- [PROBLEM REQUIREMENTS] Go through the records and copy each line where the word "color" occurs.

- [DATASET]
+ + + + + + +

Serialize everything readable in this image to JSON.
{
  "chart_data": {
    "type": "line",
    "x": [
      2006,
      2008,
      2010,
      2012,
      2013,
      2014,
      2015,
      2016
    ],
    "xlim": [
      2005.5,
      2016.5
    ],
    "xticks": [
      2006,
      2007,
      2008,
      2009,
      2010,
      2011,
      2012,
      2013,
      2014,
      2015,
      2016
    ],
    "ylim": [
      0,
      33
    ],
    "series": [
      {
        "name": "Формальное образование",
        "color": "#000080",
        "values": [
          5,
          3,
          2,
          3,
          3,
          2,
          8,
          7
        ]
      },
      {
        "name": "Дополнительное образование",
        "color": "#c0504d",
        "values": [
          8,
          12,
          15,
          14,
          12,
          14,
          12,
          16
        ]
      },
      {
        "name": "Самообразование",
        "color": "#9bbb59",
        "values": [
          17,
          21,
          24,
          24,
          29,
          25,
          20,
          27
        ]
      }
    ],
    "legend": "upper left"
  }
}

+ + + + + + +

- [TASK RESPONSE]
        "color": "#000080",
        "color": "#c0504d",
        "color": "#9bbb59",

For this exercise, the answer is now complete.